Collection entries
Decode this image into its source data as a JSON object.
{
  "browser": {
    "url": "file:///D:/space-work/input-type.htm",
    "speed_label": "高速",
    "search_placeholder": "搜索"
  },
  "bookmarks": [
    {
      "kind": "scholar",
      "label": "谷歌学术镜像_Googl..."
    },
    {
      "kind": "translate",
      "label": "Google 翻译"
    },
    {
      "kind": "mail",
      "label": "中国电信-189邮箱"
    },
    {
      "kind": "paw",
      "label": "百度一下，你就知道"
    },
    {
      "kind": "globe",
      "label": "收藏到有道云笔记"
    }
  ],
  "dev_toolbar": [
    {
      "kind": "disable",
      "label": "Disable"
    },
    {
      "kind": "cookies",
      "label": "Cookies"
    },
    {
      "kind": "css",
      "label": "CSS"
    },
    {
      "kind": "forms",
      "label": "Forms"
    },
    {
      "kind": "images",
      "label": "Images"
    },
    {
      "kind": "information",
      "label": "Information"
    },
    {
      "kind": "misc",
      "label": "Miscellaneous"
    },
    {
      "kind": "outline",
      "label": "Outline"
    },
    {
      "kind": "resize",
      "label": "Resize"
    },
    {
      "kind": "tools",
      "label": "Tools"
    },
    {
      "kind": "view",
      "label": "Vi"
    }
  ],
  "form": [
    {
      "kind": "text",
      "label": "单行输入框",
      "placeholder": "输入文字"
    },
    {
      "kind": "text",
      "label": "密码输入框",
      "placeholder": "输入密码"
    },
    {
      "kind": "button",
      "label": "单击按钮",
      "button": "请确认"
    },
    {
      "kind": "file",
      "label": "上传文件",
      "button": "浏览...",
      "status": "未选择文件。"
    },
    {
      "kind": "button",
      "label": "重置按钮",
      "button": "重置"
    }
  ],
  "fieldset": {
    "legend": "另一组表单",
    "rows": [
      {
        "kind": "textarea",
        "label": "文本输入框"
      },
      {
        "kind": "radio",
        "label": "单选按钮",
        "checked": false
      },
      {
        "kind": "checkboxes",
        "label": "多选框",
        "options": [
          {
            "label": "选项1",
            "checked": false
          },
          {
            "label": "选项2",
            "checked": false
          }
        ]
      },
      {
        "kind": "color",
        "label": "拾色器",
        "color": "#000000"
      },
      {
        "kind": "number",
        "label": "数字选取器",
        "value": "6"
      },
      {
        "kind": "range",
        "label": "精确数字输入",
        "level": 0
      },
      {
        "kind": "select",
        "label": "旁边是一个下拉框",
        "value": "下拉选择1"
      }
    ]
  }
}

...

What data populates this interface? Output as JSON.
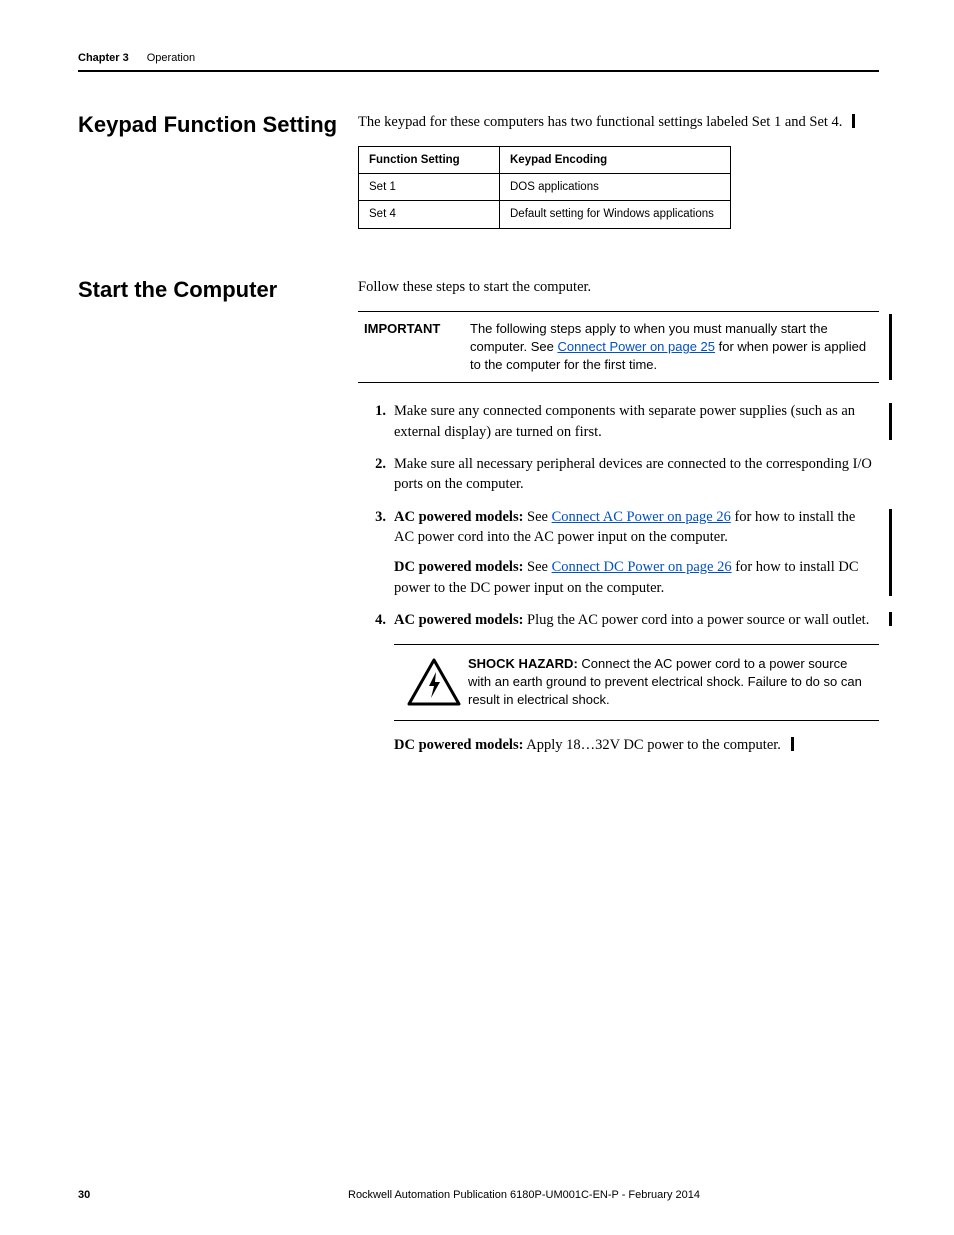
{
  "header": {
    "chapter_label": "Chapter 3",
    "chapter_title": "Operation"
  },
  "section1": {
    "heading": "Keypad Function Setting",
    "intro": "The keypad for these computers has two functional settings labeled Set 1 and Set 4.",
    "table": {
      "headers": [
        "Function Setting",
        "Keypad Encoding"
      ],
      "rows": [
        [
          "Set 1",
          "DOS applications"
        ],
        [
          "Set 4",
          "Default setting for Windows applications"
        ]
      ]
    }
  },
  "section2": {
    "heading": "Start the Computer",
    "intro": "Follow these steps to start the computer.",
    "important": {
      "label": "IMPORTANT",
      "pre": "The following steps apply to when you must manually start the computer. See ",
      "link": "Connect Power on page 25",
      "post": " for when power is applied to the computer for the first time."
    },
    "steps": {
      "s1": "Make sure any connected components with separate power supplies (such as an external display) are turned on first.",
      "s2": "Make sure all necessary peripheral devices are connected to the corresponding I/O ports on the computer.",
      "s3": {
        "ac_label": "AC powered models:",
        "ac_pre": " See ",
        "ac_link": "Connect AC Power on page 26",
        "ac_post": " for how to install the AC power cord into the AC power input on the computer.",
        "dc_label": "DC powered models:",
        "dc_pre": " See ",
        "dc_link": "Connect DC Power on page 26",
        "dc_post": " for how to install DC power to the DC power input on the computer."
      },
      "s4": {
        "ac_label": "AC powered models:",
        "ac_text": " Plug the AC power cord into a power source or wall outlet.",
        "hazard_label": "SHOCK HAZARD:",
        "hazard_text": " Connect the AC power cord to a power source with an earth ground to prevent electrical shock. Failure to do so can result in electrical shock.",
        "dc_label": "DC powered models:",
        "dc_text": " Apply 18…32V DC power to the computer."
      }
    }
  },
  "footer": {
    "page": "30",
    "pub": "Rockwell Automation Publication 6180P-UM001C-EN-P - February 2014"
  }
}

==

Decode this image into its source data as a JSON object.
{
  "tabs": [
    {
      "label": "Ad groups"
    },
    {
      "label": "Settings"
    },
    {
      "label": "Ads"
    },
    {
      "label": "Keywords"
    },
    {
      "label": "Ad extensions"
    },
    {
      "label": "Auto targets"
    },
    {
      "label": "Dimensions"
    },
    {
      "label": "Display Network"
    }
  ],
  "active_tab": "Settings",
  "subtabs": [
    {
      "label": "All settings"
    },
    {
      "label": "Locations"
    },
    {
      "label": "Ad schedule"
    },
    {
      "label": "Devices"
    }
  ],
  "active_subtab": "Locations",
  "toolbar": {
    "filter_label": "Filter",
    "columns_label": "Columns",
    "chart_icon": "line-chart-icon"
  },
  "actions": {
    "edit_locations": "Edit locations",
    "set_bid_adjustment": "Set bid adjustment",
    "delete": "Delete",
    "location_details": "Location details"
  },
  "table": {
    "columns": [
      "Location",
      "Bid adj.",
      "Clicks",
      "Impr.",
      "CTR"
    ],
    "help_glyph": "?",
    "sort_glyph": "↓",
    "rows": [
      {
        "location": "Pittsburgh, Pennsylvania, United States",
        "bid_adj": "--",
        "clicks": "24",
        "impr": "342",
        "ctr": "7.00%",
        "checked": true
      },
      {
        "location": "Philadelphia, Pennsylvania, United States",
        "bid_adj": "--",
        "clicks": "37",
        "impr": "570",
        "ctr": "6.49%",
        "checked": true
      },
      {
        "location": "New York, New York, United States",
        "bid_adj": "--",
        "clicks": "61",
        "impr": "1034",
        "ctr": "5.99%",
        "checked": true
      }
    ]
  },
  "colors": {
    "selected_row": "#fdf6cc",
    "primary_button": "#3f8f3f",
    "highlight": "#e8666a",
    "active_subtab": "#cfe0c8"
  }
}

■ **The exercise**
Find the string "with" in the records, then copy each line where it occurs.

■ **Written response**
      "s1": "Make sure any connected components with separate power supplies (such as an external display) are turned on first.",
        "hazard_text": " Connect the AC power cord to a power source with an earth ground to prevent electrical shock. Failure to do so can result in electrical shock.",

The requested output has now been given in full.